§ Set exercise: Identify and pull out each line of the entries in which "Province" occurs.

§ Records for processing:
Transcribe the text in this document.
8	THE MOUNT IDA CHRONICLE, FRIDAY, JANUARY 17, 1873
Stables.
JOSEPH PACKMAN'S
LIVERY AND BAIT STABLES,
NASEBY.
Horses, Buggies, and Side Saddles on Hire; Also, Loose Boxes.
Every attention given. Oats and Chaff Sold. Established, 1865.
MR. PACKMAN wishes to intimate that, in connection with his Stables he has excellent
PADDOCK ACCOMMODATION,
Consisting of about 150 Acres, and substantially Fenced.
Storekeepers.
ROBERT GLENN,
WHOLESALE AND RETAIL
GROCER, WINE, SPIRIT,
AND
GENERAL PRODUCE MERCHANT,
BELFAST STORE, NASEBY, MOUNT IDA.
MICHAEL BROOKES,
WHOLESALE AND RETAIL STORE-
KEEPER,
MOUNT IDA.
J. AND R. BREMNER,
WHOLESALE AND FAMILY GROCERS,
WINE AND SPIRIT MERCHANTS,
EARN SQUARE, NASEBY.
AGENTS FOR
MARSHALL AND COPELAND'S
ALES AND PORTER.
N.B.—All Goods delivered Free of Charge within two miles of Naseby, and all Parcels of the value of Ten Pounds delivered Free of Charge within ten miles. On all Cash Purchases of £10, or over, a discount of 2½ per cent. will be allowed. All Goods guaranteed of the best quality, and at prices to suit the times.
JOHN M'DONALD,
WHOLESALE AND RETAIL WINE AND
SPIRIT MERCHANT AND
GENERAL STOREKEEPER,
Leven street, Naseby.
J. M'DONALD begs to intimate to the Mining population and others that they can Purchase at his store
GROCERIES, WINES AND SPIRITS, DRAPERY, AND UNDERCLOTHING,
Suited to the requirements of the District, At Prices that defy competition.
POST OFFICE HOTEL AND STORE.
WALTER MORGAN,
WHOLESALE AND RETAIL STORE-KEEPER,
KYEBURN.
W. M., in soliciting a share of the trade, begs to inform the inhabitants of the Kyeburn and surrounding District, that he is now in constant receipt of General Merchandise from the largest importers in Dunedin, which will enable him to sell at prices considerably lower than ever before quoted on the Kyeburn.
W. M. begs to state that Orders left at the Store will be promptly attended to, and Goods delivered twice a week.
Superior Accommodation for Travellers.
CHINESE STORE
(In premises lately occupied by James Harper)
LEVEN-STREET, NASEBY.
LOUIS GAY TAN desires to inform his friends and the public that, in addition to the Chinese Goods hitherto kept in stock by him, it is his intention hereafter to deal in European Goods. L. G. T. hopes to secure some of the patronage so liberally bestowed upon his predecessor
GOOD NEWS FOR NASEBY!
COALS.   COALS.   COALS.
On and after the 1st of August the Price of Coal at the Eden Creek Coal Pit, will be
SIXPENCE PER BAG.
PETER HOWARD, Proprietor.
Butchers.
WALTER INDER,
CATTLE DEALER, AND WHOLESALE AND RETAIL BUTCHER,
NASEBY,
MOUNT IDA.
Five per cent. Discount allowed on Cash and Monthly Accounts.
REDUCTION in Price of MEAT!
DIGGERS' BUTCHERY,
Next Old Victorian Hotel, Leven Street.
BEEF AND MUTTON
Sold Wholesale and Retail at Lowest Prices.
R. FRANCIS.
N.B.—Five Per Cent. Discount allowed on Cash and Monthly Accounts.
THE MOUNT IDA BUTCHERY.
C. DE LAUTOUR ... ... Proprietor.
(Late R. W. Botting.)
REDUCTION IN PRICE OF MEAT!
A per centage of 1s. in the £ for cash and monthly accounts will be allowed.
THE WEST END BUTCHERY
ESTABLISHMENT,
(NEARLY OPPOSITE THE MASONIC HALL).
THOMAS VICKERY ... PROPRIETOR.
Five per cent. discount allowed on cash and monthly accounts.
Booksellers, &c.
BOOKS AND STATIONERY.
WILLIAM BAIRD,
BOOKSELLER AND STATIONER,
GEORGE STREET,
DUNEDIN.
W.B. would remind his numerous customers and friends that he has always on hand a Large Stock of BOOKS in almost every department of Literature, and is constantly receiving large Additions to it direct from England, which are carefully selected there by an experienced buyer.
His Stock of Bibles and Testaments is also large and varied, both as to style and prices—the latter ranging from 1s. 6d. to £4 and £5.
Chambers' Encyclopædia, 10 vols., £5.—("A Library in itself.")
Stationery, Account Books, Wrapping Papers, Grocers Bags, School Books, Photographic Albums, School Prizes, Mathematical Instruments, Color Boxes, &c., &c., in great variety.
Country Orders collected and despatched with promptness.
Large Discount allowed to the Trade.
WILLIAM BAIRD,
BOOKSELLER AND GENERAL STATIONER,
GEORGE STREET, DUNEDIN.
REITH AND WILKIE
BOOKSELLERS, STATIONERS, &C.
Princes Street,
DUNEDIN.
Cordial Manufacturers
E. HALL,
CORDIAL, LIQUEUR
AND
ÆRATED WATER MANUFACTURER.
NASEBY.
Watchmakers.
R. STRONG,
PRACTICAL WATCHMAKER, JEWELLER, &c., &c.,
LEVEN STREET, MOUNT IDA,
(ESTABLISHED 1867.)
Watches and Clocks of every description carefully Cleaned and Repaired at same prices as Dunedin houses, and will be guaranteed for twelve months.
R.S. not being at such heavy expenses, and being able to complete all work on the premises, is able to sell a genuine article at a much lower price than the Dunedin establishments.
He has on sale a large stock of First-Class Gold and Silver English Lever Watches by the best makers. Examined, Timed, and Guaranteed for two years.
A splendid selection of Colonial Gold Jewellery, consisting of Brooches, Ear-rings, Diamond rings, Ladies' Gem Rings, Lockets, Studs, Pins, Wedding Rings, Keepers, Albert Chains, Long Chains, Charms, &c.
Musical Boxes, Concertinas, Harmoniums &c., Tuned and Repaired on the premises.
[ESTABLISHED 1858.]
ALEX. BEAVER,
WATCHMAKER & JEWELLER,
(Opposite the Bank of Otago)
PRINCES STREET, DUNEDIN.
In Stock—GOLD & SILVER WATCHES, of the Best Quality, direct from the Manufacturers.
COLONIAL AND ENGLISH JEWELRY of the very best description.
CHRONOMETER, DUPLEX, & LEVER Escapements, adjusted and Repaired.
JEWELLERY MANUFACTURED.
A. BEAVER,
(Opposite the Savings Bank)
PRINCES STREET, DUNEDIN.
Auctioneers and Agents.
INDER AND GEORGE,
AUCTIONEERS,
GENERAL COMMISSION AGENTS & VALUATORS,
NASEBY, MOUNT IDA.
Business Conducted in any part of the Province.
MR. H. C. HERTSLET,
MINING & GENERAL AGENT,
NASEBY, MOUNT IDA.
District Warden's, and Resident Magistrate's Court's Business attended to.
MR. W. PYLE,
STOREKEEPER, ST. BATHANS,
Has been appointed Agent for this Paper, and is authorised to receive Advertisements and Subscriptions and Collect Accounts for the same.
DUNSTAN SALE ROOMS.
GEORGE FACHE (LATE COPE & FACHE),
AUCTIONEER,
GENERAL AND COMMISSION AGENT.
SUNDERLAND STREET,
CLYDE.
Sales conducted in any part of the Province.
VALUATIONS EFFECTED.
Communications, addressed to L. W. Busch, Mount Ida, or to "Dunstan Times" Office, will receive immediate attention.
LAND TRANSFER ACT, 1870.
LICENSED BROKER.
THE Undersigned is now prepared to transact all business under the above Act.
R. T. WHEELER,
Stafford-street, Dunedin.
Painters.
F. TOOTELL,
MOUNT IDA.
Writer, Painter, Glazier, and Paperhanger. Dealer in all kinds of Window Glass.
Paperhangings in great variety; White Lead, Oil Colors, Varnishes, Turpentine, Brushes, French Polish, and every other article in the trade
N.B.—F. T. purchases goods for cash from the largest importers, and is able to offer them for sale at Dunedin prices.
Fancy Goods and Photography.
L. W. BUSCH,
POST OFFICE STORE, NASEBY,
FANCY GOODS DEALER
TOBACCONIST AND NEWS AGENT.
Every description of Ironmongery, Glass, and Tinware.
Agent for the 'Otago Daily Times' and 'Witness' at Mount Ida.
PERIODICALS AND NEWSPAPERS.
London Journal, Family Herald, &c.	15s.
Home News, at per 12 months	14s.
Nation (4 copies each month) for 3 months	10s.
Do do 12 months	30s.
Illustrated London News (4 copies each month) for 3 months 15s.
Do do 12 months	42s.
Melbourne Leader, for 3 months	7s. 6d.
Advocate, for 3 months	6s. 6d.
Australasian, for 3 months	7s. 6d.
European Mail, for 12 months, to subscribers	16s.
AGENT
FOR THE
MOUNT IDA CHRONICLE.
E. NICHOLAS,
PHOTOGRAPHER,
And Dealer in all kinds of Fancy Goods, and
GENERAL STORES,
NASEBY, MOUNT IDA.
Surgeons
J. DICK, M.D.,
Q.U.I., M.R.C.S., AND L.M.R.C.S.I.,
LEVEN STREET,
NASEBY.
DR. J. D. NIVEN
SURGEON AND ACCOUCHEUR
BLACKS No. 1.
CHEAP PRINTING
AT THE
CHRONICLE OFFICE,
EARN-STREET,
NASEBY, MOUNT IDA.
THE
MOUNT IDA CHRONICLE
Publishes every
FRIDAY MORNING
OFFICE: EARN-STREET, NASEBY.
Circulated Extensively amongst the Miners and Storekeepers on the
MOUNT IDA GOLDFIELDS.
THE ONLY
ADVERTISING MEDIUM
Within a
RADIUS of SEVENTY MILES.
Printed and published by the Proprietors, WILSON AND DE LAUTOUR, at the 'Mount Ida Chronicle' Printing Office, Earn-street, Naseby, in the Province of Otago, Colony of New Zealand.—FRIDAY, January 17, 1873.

§ Exercise output:
Business Conducted in any part of the Province.
Sales conducted in any part of the Province.
Printed and published by the Proprietors, WILSON AND DE LAUTOUR, at the 'Mount Ida Chronicle' Printing Office, Earn-street, Naseby, in the Province of Otago, Colony of New Zealand.—FRIDAY, January 17, 1873.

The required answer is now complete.